Figure content listings ▸
'''

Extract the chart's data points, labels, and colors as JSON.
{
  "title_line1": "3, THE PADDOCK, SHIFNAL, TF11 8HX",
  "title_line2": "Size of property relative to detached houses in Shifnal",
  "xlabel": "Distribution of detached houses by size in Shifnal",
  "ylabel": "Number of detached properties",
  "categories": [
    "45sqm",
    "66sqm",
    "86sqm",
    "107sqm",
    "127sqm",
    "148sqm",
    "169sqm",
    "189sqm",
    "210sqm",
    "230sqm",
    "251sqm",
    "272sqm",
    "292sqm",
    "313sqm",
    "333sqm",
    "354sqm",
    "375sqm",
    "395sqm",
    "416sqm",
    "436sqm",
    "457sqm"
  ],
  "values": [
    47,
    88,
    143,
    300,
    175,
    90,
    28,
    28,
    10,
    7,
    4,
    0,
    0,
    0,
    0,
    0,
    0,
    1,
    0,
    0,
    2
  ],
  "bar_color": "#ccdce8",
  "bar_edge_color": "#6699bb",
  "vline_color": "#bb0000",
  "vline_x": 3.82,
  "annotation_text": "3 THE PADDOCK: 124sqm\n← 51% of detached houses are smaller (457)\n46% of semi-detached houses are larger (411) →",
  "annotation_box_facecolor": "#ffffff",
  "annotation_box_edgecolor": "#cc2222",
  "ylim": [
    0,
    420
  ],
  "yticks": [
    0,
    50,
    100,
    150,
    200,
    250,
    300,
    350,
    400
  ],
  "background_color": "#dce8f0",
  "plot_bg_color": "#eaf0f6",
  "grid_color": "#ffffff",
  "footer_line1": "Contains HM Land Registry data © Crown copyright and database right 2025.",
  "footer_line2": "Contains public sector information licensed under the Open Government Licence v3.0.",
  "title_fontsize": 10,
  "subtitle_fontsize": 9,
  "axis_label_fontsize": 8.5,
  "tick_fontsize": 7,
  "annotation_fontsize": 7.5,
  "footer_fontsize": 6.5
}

'''

Written request ▸ List the lines of the records where "detached" occurs.

Exercise answer ▸
  "title_line2": "Size of property relative to detached houses in Shifnal",
  "xlabel": "Distribution of detached houses by size in Shifnal",
  "ylabel": "Number of detached properties",
  "annotation_text": "3 THE PADDOCK: 124sqm\n← 51% of detached houses are smaller (457)\n46% of semi-detached houses are larger (411) →",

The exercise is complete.